**EXERCISE INSTRUCTIONS:** Could you extract every entry below and reproduce it exactly?

**LISTING:**

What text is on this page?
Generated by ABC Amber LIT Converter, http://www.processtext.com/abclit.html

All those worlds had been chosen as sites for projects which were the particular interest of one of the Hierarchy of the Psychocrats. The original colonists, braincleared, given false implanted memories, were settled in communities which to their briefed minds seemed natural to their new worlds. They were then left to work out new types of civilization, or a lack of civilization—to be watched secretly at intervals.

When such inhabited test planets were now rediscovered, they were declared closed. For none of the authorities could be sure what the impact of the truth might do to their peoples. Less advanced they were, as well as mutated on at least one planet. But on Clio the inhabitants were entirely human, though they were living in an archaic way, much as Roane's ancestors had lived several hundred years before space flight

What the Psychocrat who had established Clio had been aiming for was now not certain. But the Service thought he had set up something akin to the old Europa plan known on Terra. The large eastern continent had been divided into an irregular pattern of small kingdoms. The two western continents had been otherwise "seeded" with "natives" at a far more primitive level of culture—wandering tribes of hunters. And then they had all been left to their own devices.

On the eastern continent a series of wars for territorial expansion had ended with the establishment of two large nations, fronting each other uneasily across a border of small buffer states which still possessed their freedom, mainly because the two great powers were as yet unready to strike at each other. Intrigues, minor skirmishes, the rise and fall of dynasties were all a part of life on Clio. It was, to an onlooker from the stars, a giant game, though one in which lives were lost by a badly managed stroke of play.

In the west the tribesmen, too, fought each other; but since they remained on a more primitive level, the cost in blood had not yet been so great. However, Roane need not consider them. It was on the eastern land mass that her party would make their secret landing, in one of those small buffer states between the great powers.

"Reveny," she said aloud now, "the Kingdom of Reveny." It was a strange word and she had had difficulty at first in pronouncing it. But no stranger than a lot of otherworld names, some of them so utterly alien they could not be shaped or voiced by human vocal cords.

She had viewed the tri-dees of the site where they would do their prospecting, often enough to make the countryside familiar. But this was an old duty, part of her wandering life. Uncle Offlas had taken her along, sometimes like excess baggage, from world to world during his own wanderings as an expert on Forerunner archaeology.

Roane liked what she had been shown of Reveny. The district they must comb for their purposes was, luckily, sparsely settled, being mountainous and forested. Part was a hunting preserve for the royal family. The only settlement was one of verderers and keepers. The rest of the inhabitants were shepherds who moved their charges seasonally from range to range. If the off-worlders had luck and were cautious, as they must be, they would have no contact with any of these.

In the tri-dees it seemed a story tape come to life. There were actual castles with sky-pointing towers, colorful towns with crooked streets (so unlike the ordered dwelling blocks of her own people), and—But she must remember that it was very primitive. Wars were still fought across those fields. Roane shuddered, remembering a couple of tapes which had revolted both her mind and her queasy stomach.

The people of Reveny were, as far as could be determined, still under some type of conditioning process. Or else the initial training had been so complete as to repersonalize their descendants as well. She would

**RESULT FOR THIS EXERCISE:**
What text is on this page?
Generated by ABC Amber LIT Converter, http://www.processtext.com/abclit.html

All those worlds had been chosen as sites for projects which were the particular interest of one of the Hierarchy of the Psychocrats. The original colonists, braincleared, given false implanted memories, were settled in communities which to their briefed minds seemed natural to their new worlds. They were then left to work out new types of civilization, or a lack of civilization—to be watched secretly at intervals.

When such inhabited test planets were now rediscovered, they were declared closed. For none of the authorities could be sure what the impact of the truth might do to their peoples. Less advanced they were, as well as mutated on at least one planet. But on Clio the inhabitants were entirely human, though they were living in an archaic way, much as Roane's ancestors had lived several hundred years before space flight

What the Psychocrat who had established Clio had been aiming for was now not certain. But the Service thought he had set up something akin to the old Europa plan known on Terra. The large eastern continent had been divided into an irregular pattern of small kingdoms. The two western continents had been otherwise "seeded" with "natives" at a far more primitive level of culture—wandering tribes of hunters. And then they had all been left to their own devices.

On the eastern continent a series of wars for territorial expansion had ended with the establishment of two large nations, fronting each other uneasily across a border of small buffer states which still possessed their freedom, mainly because the two great powers were as yet unready to strike at each other. Intrigues, minor skirmishes, the rise and fall of dynasties were all a part of life on Clio. It was, to an onlooker from the stars, a giant game, though one in which lives were lost by a badly managed stroke of play.

In the west the tribesmen, too, fought each other; but since they remained on a more primitive level, the cost in blood had not yet been so great. However, Roane need not consider them. It was on the eastern land mass that her party would make their secret landing, in one of those small buffer states between the great powers.

"Reveny," she said aloud now, "the Kingdom of Reveny." It was a strange word and she had had difficulty at first in pronouncing it. But no stranger than a lot of otherworld names, some of them so utterly alien they could not be shaped or voiced by human vocal cords.

She had viewed the tri-dees of the site where they would do their prospecting, often enough to make the countryside familiar. But this was an old duty, part of her wandering life. Uncle Offlas had taken her along, sometimes like excess baggage, from world to world during his own wanderings as an expert on Forerunner archaeology.

Roane liked what she had been shown of Reveny. The district they must comb for their purposes was, luckily, sparsely settled, being mountainous and forested. Part was a hunting preserve for the royal family. The only settlement was one of verderers and keepers. The rest of the inhabitants were shepherds who moved their charges seasonally from range to range. If the off-worlders had luck and were cautious, as they must be, they would have no contact with any of these.

In the tri-dees it seemed a story tape come to life. There were actual castles with sky-pointing towers, colorful towns with crooked streets (so unlike the ordered dwelling blocks of her own people), and—But she must remember that it was very primitive. Wars were still fought across those fields. Roane shuddered, remembering a couple of tapes which had revolted both her mind and her queasy stomach.

The people of Reveny were, as far as could be determined, still under some type of conditioning process. Or else the initial training had been so complete as to repersonalize their descendants as well. She would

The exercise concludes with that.